What the exercise asks: Set down all of the entries word for word, omitting the images they contain.

Records for the task:
━━━
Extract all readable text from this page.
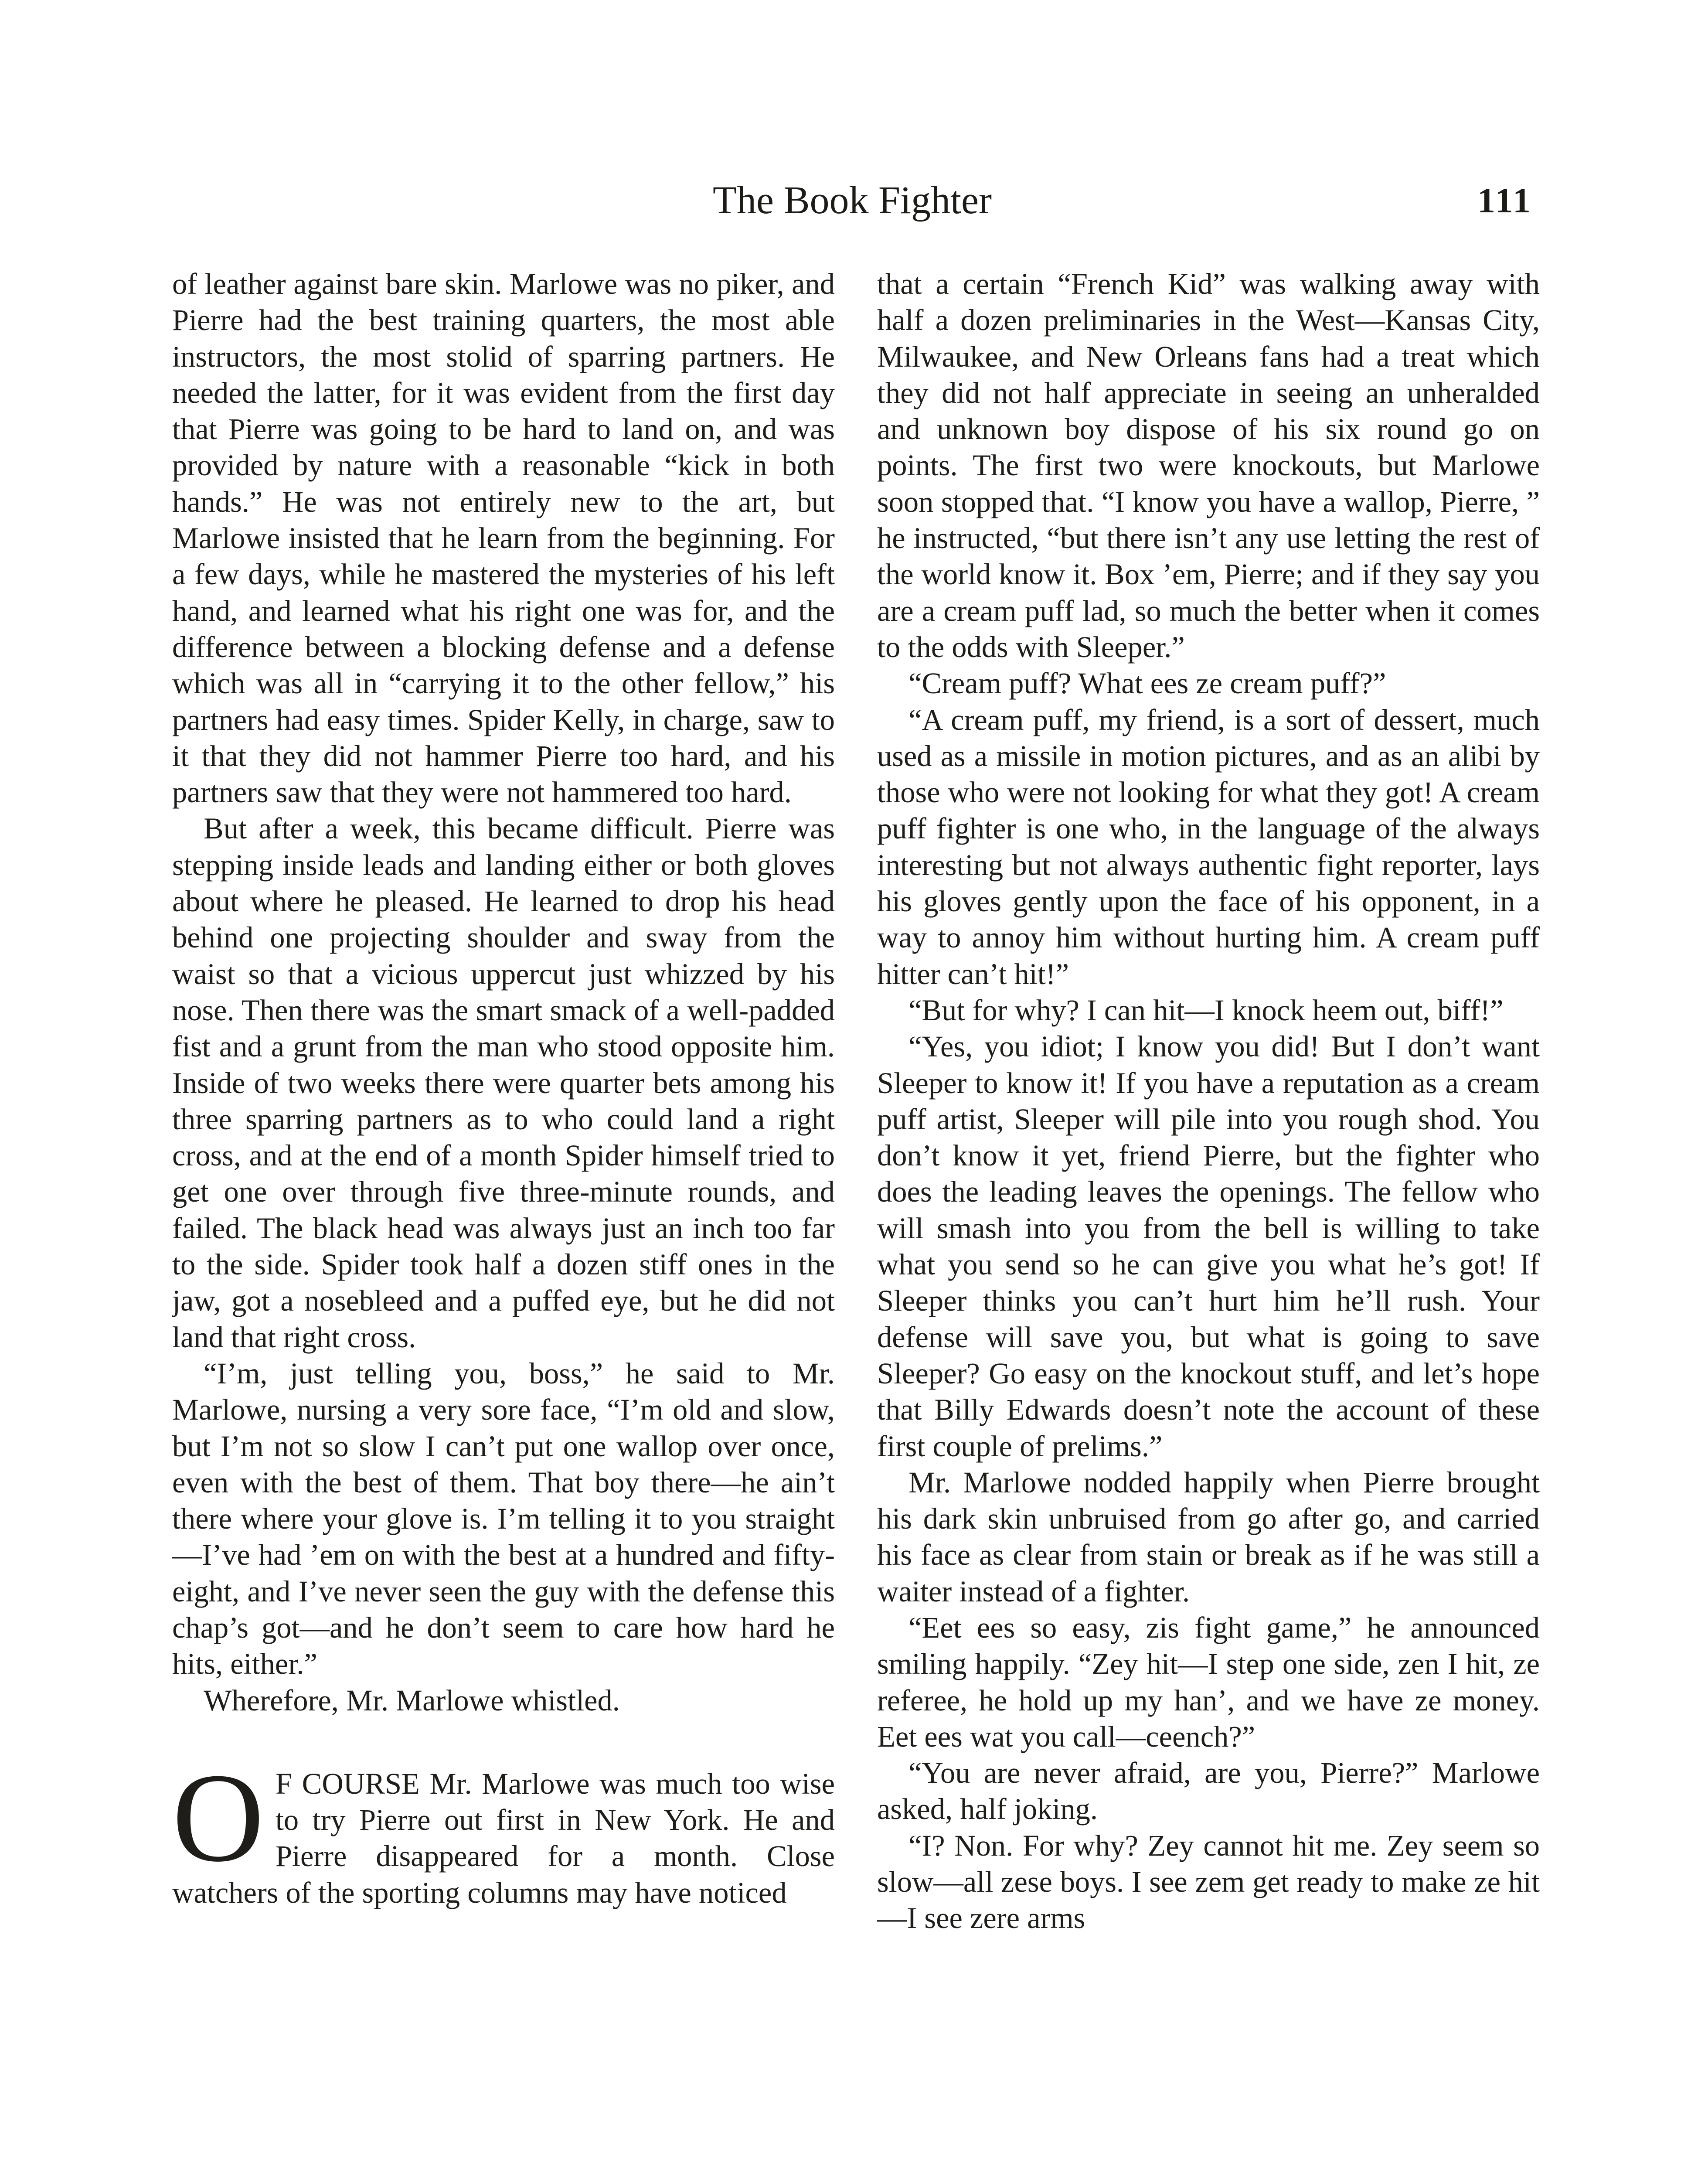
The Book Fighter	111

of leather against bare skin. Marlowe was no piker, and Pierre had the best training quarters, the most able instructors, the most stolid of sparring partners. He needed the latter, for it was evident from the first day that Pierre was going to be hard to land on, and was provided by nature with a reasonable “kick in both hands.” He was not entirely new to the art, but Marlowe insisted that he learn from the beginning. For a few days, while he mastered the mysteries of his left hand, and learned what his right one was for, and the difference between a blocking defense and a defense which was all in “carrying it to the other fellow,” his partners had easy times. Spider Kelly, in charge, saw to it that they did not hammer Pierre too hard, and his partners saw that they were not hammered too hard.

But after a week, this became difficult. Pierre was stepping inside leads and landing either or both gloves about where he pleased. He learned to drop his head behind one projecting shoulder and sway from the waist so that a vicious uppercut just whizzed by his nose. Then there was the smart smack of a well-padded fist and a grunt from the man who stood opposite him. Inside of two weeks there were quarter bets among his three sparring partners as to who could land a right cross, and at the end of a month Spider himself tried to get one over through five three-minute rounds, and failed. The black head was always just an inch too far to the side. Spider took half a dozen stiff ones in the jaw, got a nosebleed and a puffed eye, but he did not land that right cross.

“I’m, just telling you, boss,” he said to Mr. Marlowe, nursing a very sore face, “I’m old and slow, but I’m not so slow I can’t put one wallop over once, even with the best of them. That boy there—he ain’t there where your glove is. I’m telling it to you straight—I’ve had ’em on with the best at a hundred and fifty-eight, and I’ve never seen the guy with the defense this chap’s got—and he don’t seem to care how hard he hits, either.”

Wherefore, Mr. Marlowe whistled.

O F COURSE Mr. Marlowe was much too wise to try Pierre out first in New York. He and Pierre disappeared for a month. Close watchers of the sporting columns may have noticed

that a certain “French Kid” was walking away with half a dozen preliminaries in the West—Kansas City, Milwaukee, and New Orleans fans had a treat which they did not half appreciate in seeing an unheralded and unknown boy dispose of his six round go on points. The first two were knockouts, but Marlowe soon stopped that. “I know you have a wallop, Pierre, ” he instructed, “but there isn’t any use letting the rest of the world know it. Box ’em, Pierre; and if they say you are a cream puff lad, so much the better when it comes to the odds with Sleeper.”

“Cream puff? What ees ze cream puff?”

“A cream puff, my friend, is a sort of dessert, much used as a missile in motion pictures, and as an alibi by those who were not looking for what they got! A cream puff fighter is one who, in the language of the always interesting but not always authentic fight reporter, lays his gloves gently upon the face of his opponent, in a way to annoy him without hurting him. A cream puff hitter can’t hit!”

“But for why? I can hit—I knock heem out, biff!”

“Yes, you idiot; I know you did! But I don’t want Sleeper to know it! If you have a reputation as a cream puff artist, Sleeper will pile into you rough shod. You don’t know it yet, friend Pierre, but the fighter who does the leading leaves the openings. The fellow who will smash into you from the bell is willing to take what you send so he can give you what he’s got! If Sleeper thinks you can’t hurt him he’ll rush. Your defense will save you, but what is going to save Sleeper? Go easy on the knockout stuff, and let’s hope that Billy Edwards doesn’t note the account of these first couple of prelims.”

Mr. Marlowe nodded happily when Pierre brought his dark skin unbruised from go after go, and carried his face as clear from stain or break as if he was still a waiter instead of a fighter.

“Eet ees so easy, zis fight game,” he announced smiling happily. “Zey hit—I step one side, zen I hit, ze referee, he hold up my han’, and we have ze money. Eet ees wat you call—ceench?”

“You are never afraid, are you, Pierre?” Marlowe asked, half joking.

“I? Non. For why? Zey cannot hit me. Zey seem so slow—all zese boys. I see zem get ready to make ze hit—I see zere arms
━━━
Answer to the problem:
Extract all readable text from this page.
The Book Fighter	111

of leather against bare skin. Marlowe was no piker, and Pierre had the best training quarters, the most able instructors, the most stolid of sparring partners. He needed the latter, for it was evident from the first day that Pierre was going to be hard to land on, and was provided by nature with a reasonable “kick in both hands.” He was not entirely new to the art, but Marlowe insisted that he learn from the beginning. For a few days, while he mastered the mysteries of his left hand, and learned what his right one was for, and the difference between a blocking defense and a defense which was all in “carrying it to the other fellow,” his partners had easy times. Spider Kelly, in charge, saw to it that they did not hammer Pierre too hard, and his partners saw that they were not hammered too hard.

But after a week, this became difficult. Pierre was stepping inside leads and landing either or both gloves about where he pleased. He learned to drop his head behind one projecting shoulder and sway from the waist so that a vicious uppercut just whizzed by his nose. Then there was the smart smack of a well-padded fist and a grunt from the man who stood opposite him. Inside of two weeks there were quarter bets among his three sparring partners as to who could land a right cross, and at the end of a month Spider himself tried to get one over through five three-minute rounds, and failed. The black head was always just an inch too far to the side. Spider took half a dozen stiff ones in the jaw, got a nosebleed and a puffed eye, but he did not land that right cross.

“I’m, just telling you, boss,” he said to Mr. Marlowe, nursing a very sore face, “I’m old and slow, but I’m not so slow I can’t put one wallop over once, even with the best of them. That boy there—he ain’t there where your glove is. I’m telling it to you straight—I’ve had ’em on with the best at a hundred and fifty-eight, and I’ve never seen the guy with the defense this chap’s got—and he don’t seem to care how hard he hits, either.”

Wherefore, Mr. Marlowe whistled.

O F COURSE Mr. Marlowe was much too wise to try Pierre out first in New York. He and Pierre disappeared for a month. Close watchers of the sporting columns may have noticed

that a certain “French Kid” was walking away with half a dozen preliminaries in the West—Kansas City, Milwaukee, and New Orleans fans had a treat which they did not half appreciate in seeing an unheralded and unknown boy dispose of his six round go on points. The first two were knockouts, but Marlowe soon stopped that. “I know you have a wallop, Pierre, ” he instructed, “but there isn’t any use letting the rest of the world know it. Box ’em, Pierre; and if they say you are a cream puff lad, so much the better when it comes to the odds with Sleeper.”

“Cream puff? What ees ze cream puff?”

“A cream puff, my friend, is a sort of dessert, much used as a missile in motion pictures, and as an alibi by those who were not looking for what they got! A cream puff fighter is one who, in the language of the always interesting but not always authentic fight reporter, lays his gloves gently upon the face of his opponent, in a way to annoy him without hurting him. A cream puff hitter can’t hit!”

“But for why? I can hit—I knock heem out, biff!”

“Yes, you idiot; I know you did! But I don’t want Sleeper to know it! If you have a reputation as a cream puff artist, Sleeper will pile into you rough shod. You don’t know it yet, friend Pierre, but the fighter who does the leading leaves the openings. The fellow who will smash into you from the bell is willing to take what you send so he can give you what he’s got! If Sleeper thinks you can’t hurt him he’ll rush. Your defense will save you, but what is going to save Sleeper? Go easy on the knockout stuff, and let’s hope that Billy Edwards doesn’t note the account of these first couple of prelims.”

Mr. Marlowe nodded happily when Pierre brought his dark skin unbruised from go after go, and carried his face as clear from stain or break as if he was still a waiter instead of a fighter.

“Eet ees so easy, zis fight game,” he announced smiling happily. “Zey hit—I step one side, zen I hit, ze referee, he hold up my han’, and we have ze money. Eet ees wat you call—ceench?”

“You are never afraid, are you, Pierre?” Marlowe asked, half joking.

“I? Non. For why? Zey cannot hit me. Zey seem so slow—all zese boys. I see zem get ready to make ze hit—I see zere arms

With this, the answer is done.